A run of records:
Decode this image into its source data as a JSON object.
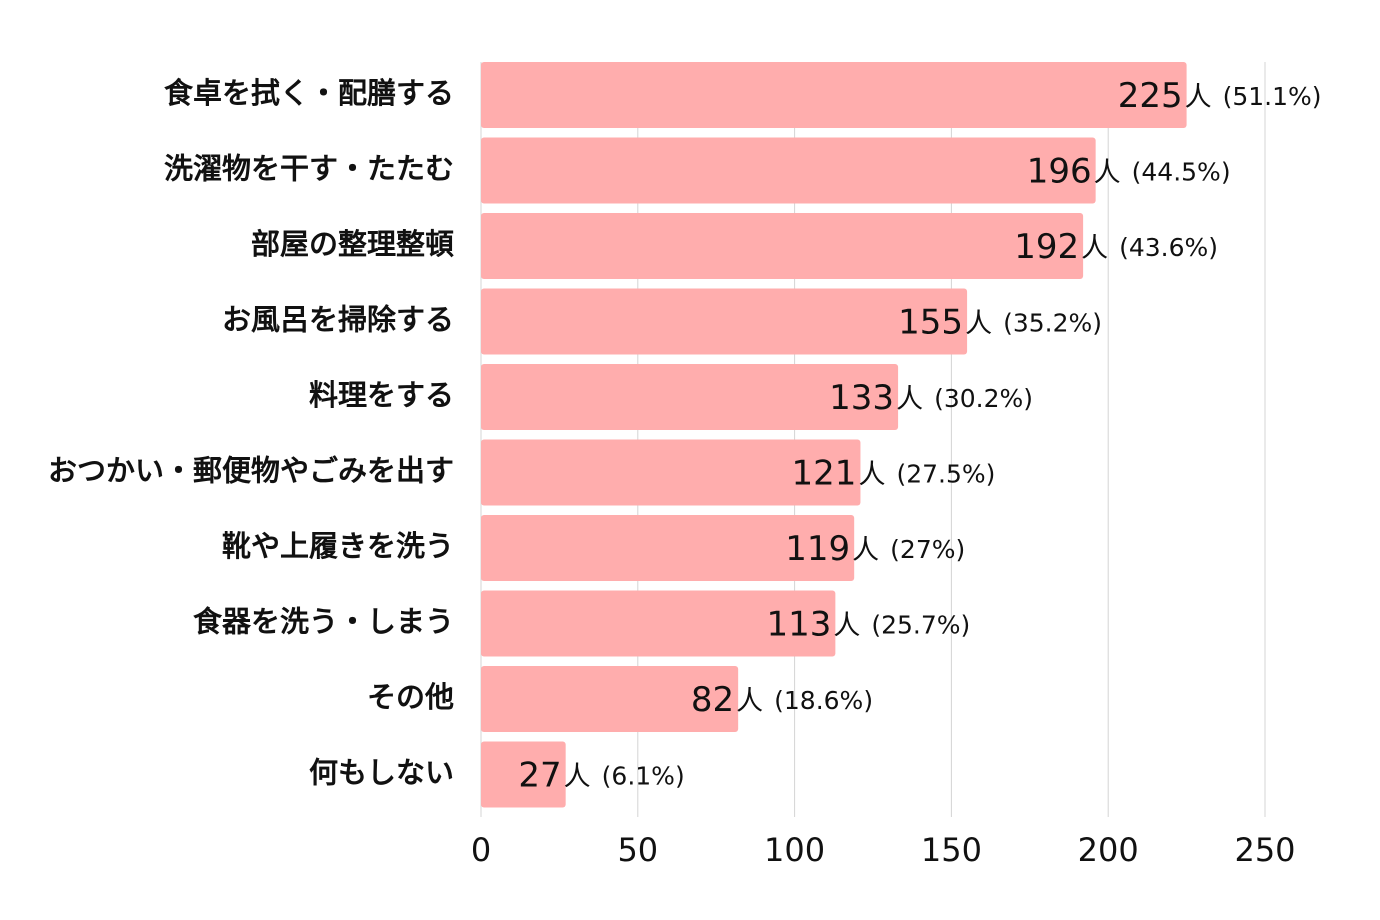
{
  "chart_data": {
    "type": "bar",
    "orientation": "horizontal",
    "categories": [
      "食卓を拭く・配膳する",
      "洗濯物を干す・たたむ",
      "部屋の整理整頓",
      "お風呂を掃除する",
      "料理をする",
      "おつかい・郵便物やごみを出す",
      "靴や上履きを洗う",
      "食器を洗う・しまう",
      "その他",
      "何もしない"
    ],
    "values": [
      225,
      196,
      192,
      155,
      133,
      121,
      119,
      113,
      82,
      27
    ],
    "percent_labels": [
      "(51.1%)",
      "(44.5%)",
      "(43.6%)",
      "(35.2%)",
      "(30.2%)",
      "(27.5%)",
      "(27%)",
      "(25.7%)",
      "(18.6%)",
      "(6.1%)"
    ],
    "unit": "人",
    "xlim": [
      0,
      250
    ],
    "xticks": [
      0,
      50,
      100,
      150,
      200,
      250
    ],
    "title": "",
    "xlabel": "",
    "ylabel": "",
    "grid": "vertical",
    "colors": {
      "bar": "#ffadad",
      "grid": "#d4d4d4",
      "text": "#111111"
    }
  }
}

Exercise requirements >>
Leave out the pictures and transcribe everything else exactly.

Solution >>
Decode this image into its source data as a JSON object.
{
  "chart_data": {
    "type": "bar",
    "orientation": "horizontal",
    "categories": [
      "食卓を拭く・配膳する",
      "洗濯物を干す・たたむ",
      "部屋の整理整頓",
      "お風呂を掃除する",
      "料理をする",
      "おつかい・郵便物やごみを出す",
      "靴や上履きを洗う",
      "食器を洗う・しまう",
      "その他",
      "何もしない"
    ],
    "values": [
      225,
      196,
      192,
      155,
      133,
      121,
      119,
      113,
      82,
      27
    ],
    "percent_labels": [
      "(51.1%)",
      "(44.5%)",
      "(43.6%)",
      "(35.2%)",
      "(30.2%)",
      "(27.5%)",
      "(27%)",
      "(25.7%)",
      "(18.6%)",
      "(6.1%)"
    ],
    "unit": "人",
    "xlim": [
      0,
      250
    ],
    "xticks": [
      0,
      50,
      100,
      150,
      200,
      250
    ],
    "title": "",
    "xlabel": "",
    "ylabel": "",
    "grid": "vertical",
    "colors": {
      "bar": "#ffadad",
      "grid": "#d4d4d4",
      "text": "#111111"
    }
  }
}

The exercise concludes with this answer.